What you are asked to do: Tally the lines containing the word "users" and give the total alone.

┄┄┄┄┄┄

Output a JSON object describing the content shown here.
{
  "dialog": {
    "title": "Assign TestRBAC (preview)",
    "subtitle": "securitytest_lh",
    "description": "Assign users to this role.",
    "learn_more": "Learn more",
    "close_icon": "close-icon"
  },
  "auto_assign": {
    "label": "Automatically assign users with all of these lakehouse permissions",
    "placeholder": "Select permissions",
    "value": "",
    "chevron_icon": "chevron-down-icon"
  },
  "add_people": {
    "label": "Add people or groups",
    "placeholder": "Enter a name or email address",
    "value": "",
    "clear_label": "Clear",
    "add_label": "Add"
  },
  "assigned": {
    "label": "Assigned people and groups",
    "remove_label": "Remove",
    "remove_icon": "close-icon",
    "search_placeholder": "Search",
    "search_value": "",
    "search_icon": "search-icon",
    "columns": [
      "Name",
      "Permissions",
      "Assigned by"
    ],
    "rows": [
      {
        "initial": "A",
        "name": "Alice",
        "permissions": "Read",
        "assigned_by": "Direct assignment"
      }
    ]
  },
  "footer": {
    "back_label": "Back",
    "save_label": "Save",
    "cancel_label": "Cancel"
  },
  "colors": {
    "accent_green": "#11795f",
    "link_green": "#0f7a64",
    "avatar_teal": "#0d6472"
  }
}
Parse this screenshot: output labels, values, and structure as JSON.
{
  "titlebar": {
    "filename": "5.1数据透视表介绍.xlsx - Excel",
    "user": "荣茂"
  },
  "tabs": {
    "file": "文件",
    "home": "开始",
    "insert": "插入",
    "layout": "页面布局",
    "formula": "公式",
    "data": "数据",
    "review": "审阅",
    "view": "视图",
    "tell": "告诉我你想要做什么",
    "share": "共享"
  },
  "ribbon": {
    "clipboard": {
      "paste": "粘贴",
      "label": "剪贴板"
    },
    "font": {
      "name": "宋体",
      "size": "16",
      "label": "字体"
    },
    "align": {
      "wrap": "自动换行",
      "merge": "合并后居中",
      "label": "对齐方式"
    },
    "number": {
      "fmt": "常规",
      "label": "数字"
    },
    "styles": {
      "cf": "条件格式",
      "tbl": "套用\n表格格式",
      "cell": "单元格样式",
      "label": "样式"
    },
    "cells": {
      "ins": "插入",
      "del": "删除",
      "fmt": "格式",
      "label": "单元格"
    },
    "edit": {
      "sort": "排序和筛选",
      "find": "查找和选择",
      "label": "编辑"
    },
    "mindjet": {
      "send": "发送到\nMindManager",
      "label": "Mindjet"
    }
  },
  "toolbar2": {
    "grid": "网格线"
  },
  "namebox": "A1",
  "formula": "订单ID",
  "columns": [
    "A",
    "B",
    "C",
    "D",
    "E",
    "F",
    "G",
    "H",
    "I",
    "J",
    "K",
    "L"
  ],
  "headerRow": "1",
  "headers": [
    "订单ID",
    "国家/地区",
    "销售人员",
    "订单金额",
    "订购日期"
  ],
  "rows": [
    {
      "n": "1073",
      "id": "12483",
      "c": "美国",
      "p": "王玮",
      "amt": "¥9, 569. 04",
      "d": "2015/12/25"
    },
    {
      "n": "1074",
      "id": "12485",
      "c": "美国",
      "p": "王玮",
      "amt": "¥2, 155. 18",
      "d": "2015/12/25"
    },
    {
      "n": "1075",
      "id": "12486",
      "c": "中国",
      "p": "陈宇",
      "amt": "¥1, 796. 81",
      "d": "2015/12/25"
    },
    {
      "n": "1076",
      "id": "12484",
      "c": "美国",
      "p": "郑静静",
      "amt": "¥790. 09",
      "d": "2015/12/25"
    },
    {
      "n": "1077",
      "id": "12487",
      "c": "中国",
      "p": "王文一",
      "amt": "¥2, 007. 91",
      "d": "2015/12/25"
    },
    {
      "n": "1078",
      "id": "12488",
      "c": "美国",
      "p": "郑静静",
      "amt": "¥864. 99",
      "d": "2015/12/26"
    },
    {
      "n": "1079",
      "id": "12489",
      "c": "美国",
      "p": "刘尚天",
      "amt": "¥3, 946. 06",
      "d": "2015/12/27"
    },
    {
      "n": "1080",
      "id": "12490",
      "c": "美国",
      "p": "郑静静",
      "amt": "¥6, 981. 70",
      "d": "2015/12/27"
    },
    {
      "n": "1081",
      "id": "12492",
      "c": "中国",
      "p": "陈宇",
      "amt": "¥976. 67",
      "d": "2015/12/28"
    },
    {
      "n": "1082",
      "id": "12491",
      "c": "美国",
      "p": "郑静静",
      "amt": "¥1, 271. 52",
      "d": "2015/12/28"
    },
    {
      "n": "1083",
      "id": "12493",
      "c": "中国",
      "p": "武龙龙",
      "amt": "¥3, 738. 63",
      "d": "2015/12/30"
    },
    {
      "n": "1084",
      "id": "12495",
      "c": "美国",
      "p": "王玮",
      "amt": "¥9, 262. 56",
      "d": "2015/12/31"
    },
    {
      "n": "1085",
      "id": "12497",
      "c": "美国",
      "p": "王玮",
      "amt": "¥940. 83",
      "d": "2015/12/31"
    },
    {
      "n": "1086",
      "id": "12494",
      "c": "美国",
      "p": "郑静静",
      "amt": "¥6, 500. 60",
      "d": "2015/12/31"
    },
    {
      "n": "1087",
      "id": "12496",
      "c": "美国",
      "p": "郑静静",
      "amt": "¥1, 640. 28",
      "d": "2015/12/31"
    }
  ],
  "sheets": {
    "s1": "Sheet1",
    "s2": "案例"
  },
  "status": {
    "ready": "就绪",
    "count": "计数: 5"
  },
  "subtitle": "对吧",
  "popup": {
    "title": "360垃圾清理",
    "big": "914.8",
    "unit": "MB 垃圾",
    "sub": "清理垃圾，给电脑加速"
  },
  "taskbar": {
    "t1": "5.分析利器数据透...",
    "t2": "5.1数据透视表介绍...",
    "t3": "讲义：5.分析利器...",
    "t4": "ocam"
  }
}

┄┄┄┄┄┄

Full answer: 2